----- DATA ENTRIES

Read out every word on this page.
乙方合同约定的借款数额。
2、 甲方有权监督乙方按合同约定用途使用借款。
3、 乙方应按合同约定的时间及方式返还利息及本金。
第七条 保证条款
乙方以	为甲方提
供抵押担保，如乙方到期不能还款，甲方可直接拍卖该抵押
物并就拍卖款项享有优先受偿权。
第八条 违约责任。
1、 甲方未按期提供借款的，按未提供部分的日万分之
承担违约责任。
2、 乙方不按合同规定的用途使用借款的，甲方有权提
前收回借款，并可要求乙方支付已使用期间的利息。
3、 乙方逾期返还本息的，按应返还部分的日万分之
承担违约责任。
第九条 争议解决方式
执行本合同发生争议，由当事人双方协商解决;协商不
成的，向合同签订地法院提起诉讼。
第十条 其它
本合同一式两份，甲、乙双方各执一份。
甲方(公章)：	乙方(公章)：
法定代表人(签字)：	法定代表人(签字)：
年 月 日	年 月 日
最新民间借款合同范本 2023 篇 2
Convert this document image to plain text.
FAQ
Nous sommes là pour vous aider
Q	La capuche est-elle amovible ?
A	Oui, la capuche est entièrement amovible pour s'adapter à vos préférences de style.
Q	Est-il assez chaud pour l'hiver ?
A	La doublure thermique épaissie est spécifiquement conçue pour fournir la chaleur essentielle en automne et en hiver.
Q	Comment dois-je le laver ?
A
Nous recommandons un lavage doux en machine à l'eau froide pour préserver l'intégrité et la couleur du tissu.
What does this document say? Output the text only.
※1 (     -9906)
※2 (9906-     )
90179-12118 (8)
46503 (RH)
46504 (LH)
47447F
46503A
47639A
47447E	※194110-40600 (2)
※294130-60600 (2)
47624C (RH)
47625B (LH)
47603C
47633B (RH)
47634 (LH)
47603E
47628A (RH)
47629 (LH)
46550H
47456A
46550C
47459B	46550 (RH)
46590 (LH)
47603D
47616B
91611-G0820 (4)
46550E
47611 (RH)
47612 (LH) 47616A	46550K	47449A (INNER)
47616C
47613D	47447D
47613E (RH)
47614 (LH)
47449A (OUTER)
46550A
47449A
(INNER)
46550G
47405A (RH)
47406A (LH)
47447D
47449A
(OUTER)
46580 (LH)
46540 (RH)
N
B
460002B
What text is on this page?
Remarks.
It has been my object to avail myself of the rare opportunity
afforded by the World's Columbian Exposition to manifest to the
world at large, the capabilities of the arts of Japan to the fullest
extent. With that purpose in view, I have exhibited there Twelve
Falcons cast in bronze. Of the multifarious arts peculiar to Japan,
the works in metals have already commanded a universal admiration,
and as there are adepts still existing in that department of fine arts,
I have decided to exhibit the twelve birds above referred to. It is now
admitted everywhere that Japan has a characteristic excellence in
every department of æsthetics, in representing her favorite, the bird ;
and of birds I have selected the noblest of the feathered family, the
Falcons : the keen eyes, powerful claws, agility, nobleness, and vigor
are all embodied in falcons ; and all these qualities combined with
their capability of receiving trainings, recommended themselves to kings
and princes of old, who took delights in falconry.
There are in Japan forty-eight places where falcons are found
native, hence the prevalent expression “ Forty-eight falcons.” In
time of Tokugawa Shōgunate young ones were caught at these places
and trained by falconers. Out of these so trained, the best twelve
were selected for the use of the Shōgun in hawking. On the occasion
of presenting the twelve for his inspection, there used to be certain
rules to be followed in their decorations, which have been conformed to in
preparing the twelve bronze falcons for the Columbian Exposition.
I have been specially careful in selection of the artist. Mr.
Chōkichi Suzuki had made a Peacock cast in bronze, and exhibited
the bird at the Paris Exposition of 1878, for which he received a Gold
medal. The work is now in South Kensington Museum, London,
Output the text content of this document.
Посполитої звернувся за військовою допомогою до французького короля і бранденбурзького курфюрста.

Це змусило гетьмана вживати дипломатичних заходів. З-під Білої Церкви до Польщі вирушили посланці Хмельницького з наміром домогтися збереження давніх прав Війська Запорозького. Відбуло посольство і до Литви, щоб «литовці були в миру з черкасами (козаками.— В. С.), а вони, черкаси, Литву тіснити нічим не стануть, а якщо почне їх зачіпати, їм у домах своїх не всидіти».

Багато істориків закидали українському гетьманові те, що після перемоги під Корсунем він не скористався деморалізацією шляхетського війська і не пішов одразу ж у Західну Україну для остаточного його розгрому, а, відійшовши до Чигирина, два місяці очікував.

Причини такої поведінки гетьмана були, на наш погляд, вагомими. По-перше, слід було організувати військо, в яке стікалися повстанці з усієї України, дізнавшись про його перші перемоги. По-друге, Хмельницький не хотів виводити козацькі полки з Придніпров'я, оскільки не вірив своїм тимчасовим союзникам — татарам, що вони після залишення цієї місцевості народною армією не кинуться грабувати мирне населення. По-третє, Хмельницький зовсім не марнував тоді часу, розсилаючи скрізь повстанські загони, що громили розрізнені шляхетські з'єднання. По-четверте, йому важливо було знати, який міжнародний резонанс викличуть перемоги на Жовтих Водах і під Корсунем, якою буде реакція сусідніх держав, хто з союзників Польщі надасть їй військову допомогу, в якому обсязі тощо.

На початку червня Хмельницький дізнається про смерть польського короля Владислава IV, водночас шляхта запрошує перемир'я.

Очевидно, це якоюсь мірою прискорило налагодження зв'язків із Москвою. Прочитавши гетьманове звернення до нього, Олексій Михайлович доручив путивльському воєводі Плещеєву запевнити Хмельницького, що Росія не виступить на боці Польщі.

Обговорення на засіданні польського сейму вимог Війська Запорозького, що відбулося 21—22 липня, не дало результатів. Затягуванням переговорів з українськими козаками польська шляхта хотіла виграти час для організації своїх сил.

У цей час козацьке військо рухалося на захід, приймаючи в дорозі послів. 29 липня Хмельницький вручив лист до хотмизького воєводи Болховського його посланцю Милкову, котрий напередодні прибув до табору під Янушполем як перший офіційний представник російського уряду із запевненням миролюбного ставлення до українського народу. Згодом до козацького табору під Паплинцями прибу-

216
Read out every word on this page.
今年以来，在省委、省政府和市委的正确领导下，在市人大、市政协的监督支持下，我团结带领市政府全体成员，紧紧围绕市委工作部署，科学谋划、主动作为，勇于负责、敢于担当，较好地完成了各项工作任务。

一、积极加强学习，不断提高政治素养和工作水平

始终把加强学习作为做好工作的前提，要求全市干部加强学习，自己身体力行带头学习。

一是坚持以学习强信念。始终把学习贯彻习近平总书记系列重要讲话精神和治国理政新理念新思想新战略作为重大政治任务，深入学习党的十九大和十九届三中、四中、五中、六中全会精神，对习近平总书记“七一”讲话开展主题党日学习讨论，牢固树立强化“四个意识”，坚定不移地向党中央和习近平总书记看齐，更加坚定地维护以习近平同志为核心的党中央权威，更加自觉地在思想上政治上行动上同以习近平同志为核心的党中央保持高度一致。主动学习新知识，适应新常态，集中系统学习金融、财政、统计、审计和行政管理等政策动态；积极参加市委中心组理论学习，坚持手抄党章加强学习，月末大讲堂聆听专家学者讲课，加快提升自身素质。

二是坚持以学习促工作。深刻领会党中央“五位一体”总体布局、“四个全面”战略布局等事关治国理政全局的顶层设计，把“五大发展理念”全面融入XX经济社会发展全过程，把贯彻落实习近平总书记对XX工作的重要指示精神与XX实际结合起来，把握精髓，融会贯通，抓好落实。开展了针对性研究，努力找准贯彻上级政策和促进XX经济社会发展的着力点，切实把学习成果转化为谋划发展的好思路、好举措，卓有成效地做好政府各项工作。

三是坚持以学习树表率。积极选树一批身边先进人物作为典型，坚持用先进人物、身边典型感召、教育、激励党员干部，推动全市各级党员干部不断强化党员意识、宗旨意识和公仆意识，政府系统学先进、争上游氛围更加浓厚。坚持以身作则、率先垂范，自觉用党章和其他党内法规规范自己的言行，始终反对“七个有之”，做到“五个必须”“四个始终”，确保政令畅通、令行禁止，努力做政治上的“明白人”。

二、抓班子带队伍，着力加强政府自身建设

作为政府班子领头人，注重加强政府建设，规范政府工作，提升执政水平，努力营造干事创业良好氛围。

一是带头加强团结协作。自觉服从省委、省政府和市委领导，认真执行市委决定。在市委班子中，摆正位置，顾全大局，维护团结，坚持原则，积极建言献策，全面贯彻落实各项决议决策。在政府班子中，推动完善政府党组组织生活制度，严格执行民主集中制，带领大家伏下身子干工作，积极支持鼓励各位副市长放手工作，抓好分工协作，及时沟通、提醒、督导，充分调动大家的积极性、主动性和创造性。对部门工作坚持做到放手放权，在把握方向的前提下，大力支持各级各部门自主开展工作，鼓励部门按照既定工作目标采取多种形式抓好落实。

----------

AIM: Copy whichever lines in the listing above contain the word "hiver".

COMPLETE OUTPUT:
Q	Est-il assez chaud pour l'hiver ?
A	La doublure thermique épaissie est spécifiquement conçue pour fournir la chaleur essentielle en automne et en hiver.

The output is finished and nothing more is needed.